> PROBLEM TO SOLVE:
Gather, from the listing beneath this task, every line holding the string "especially".

(Source records)

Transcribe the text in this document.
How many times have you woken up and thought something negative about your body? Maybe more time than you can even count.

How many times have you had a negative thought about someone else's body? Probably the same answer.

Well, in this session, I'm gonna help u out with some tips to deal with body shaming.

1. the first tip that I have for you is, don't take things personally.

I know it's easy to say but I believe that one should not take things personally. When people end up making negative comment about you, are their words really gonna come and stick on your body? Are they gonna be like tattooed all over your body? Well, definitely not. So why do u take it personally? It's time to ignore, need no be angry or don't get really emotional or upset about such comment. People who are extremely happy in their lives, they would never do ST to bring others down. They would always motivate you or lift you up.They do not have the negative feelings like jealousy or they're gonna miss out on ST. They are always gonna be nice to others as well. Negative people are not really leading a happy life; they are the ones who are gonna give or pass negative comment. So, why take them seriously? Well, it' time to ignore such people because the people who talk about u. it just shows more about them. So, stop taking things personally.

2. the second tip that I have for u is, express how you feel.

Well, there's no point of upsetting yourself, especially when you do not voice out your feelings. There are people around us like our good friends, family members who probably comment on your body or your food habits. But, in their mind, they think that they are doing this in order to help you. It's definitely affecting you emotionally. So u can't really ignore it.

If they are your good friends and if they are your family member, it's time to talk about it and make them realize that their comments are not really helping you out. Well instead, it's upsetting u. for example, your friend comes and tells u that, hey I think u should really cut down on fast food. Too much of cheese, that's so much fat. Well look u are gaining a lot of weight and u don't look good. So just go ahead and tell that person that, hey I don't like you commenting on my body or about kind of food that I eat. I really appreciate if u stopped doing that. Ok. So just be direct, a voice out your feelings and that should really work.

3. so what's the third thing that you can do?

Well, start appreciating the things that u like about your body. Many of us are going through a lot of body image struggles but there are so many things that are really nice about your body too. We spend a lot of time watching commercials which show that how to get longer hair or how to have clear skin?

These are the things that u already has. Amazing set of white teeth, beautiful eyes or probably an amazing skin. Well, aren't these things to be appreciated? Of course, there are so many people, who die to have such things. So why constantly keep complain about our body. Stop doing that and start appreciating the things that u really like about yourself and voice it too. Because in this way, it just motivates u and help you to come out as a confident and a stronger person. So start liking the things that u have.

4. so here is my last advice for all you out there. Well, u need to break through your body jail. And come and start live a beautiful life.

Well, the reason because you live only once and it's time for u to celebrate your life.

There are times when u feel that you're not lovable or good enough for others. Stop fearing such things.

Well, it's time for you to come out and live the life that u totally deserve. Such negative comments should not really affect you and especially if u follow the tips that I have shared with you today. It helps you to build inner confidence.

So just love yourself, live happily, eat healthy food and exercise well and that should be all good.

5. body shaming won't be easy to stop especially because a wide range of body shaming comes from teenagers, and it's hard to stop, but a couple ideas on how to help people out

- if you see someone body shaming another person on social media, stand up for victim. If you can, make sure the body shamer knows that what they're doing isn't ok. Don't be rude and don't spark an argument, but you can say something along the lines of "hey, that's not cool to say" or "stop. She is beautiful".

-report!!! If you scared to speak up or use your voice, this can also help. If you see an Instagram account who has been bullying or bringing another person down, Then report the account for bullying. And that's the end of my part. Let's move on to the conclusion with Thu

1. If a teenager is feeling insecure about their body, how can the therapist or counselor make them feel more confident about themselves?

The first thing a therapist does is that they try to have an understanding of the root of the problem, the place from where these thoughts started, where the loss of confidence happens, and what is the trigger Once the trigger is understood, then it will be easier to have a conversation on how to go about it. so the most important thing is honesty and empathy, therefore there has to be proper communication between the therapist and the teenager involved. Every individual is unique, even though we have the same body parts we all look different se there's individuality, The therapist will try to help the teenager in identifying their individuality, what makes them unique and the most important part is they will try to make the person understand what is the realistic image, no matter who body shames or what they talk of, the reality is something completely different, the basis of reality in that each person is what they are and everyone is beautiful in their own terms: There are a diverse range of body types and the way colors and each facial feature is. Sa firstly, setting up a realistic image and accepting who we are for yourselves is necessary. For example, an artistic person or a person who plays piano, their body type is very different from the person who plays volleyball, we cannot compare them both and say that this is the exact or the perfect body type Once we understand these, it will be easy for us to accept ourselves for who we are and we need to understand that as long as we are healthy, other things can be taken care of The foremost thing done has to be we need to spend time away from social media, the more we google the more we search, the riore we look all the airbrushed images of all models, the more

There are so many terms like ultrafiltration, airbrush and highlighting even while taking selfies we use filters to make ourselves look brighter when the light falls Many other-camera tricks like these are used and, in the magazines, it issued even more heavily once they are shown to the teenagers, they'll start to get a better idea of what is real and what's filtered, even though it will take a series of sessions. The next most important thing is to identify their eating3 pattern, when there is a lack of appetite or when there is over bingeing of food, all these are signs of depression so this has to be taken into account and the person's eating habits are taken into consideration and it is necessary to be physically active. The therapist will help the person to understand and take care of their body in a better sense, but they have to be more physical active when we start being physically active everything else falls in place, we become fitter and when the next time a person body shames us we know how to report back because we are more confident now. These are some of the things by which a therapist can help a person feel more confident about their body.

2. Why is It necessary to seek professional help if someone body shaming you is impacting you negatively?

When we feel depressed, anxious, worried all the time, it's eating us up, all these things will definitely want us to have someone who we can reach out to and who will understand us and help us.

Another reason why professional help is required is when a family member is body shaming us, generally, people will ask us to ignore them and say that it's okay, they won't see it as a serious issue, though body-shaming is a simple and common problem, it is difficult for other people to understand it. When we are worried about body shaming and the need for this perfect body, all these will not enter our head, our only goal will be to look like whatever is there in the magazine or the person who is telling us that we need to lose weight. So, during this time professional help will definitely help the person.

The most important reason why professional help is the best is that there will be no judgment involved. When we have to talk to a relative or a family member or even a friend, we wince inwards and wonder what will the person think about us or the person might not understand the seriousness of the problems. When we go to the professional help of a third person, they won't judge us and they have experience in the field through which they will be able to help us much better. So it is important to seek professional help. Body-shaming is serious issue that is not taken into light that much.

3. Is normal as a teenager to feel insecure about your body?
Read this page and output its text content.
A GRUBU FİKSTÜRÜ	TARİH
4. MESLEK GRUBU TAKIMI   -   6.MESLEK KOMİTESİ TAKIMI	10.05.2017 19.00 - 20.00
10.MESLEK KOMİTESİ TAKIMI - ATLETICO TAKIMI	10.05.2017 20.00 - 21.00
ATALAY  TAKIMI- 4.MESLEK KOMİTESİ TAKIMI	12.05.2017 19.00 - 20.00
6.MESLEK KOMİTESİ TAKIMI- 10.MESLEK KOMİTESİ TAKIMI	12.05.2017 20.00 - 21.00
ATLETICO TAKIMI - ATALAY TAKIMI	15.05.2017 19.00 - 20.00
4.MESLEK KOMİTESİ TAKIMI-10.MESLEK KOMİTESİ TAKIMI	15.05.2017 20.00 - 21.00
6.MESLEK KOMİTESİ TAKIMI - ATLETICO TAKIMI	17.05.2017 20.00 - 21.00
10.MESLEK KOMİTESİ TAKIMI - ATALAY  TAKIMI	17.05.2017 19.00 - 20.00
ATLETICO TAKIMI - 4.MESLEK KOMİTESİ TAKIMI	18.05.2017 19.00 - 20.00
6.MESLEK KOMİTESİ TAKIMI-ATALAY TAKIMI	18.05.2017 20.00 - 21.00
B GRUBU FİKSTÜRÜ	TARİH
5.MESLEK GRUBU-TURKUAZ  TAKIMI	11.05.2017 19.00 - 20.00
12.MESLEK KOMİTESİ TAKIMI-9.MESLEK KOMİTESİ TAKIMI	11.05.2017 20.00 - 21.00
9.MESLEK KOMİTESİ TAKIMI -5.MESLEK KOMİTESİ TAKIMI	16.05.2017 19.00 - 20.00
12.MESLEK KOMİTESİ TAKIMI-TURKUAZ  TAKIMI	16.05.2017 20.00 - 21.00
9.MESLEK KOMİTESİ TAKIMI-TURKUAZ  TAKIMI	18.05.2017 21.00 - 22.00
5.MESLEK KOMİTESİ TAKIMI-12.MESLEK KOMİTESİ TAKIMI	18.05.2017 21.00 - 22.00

> WORKED SOLUTION:
Well, there's no point of upsetting yourself, especially when you do not voice out your feelings. There are people around us like our good friends, family members who probably comment on your body or your food habits. But, in their mind, they think that they are doing this in order to help you. It's definitely affecting you emotionally. So u can't really ignore it.
Well, it's time for you to come out and live the life that u totally deserve. Such negative comments should not really affect you and especially if u follow the tips that I have shared with you today. It helps you to build inner confidence.
5. body shaming won't be easy to stop especially because a wide range of body shaming comes from teenagers, and it's hard to stop, but a couple ideas on how to help people out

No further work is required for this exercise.